» **Tasks to carry out**
1. From the gazetteer excerpt, extract the passage starting at "Dwarves are highly" and ending at "the dwarven calendar.", copied word for word.
2. List every language given in the two Languages entries of the gazetteer excerpt.

» **Document excerpt**
++++++++++++++++++++
Ruler:King Everast XV 
Government:Monarchy 
Capital: Dengar 
Languages: Dwarvish (Rockhome dialect), Thyatian 

*Rumors, Lore and Places of Interest:*

The city of Dengar is partly constructed in a vast cavern complex at the foot of Point Everast.

Dwarves are highly sought after as craftsmen for their work in stone architecture, sculpture, and metallurgy. In fact, the Imperial Palace in Thyatis was designed by a dwarven architect from Rockhome.

*History:*

Long ago atop Point Everast, the Immortal Moradin took a boulder and fashioned it into the first dwarf. He called his creation Denwarf, which means "Rockborn". Denwarf was the first dwarf, and their first king as well.
As Denwarf and his dwarven followers explored their mountain home, they encountered other races; goblins, hill giants, orcs and others. These were eventually pushed out of the mountains as Denwarf led his people to build a nation. The most important conflict was the Battle of Sardal Pass in 492 BC. This marked the defeat of an army of orcs, and the securing of Rockhome's borders. This is year 0 on the dwarven calendar.
400 years into his reign, Denwarf discovered a vast cavern and commanded a city be built. He called it Dengar, which means "Rockhome". He then set off to explore the vast caverns below the mountain and was never seen again by dwarven eyes.
Over the centuries, later kings sent out dwarves into the surrounding nations to colonize, and today dwarven communities can be found in most of the nations of Mystara, with the exception of Glantri. In Glantri, they were blamed for spreading a plague and were ruthlessly persecuted by the humans. The dwarves know this time as the Years of Infamy.

-------------
The Minrothad Guilds

Ruler: Guild Master Oran Meditor 
Government: Syndicicracy 
Capital: Minrothad 
Languages:Minrothad Patoi, Elvish (Meditor/Verdier dialect) 

*Rumors, Lore and Places of Interest:*

The Merchant-Princes of Minrothad practice a unique craft of sea magic. 

The Guilds hold power over all aspects of life and business in Minrothad. 

Minrothad merchant-ships are a familiar sight in ports throughout the world. 
A fair amount of piracy is conducted in the waters of this region. 

*History:*

The Alfasser, or Water Elves, claim to be the original settlers of the Minrothad Isles. They say they migrated to the area around the same time as the cataclysm known as the Great Rain of Fire, thousands of years ago.
Humans later came to the islands, bringing the concepts of slavery, and the plague of lycanthropy along with them. Over the years, halfling slaves were introduced to the islands, and were later freed with the help of the elves. Dwarves, seeking refuge from the Years of Infamy in Glantri, were lured to settle in Minrothad by the trade guilds to provide fine metalworking and similar crafts not found previously. Now, all races are welcome in Minrothad.
The Minrothad Guilds have grown to become a major economic power in this region of the known world. In fact, during a confrontation between the Empire of Thyatis and the Empire of Alphatia, Minrothad traders carried troops, supplies and plunder for both sides in the conflict with carefully negotiated contracts to maintain their neutrality.
++++++++++++++++++++
» **Extracted data records**
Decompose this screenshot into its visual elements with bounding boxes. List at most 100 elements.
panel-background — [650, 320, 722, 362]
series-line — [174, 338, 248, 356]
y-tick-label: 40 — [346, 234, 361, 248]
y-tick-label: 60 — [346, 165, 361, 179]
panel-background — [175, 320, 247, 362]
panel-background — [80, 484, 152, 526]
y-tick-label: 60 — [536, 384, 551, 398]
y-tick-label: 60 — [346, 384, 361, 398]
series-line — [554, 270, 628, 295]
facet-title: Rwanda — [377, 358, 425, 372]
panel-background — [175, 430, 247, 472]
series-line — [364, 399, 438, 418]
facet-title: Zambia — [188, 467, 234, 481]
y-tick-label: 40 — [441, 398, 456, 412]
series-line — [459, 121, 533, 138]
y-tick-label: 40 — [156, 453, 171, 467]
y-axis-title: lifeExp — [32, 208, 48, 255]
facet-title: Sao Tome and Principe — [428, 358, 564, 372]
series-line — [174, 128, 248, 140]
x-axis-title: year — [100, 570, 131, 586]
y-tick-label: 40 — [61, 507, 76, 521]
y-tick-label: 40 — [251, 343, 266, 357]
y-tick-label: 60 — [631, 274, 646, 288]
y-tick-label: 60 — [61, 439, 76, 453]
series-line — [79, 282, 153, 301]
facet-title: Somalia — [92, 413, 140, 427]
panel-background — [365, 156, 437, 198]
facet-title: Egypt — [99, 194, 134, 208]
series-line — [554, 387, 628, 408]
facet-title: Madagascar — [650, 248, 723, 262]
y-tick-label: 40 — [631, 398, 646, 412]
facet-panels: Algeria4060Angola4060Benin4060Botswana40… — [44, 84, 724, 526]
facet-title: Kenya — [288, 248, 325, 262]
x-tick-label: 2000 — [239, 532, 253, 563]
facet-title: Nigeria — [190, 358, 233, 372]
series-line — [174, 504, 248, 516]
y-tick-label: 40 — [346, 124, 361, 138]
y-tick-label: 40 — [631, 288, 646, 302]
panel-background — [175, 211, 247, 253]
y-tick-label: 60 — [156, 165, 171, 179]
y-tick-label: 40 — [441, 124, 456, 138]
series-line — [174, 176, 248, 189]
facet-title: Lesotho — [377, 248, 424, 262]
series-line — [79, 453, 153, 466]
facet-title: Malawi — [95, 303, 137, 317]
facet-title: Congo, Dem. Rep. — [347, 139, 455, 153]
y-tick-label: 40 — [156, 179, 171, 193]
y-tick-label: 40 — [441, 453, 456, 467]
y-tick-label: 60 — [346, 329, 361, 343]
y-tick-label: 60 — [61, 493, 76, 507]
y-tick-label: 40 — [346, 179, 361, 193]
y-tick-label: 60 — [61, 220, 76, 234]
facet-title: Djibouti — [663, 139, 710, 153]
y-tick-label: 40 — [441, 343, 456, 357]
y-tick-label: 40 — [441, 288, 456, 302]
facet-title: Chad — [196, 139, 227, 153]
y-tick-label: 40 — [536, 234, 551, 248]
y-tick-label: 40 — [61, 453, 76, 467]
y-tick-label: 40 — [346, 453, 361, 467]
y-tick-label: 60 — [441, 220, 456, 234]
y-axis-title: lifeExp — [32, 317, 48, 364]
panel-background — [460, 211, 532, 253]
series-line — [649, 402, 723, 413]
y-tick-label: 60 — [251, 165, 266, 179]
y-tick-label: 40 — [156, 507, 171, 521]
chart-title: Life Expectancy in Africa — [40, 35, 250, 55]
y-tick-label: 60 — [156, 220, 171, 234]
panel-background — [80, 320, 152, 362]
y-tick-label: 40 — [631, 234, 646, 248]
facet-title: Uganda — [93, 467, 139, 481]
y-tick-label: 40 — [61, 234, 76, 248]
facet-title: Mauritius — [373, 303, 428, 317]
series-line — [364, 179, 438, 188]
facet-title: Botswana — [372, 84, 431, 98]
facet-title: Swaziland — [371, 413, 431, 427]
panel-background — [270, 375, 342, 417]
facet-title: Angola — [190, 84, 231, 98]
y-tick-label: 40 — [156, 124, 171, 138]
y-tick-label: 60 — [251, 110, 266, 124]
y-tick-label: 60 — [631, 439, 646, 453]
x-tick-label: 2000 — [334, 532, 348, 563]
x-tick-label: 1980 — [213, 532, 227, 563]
++++++++++++++++++++
» **Worked answers**
1.
Dwarves are highly sought after as craftsmen for their work in stone architecture, sculpture, and metallurgy. In fact, the Imperial Palace in Thyatis was designed by a dwarven architect from Rockhome.

*History:*

Long ago atop Point Everast, the Immortal Moradin took a boulder and fashioned it into the first dwarf. He called his creation Denwarf, which means "Rockborn". Denwarf was the first dwarf, and their first king as well.
As Denwarf and his dwarven followers explored their mountain home, they encountered other races; goblins, hill giants, orcs and others. These were eventually pushed out of the mountains as Denwarf led his people to build a nation. The most important conflict was the Battle of Sardal Pass in 492 BC. This marked the defeat of an army of orcs, and the securing of Rockhome's borders. This is year 0 on the dwarven calendar.

2.
- Dwarvish (Rockhome dialect)
- Thyatian
- Minrothad Patoi
- Elvish (Meditor/Verdier dialect)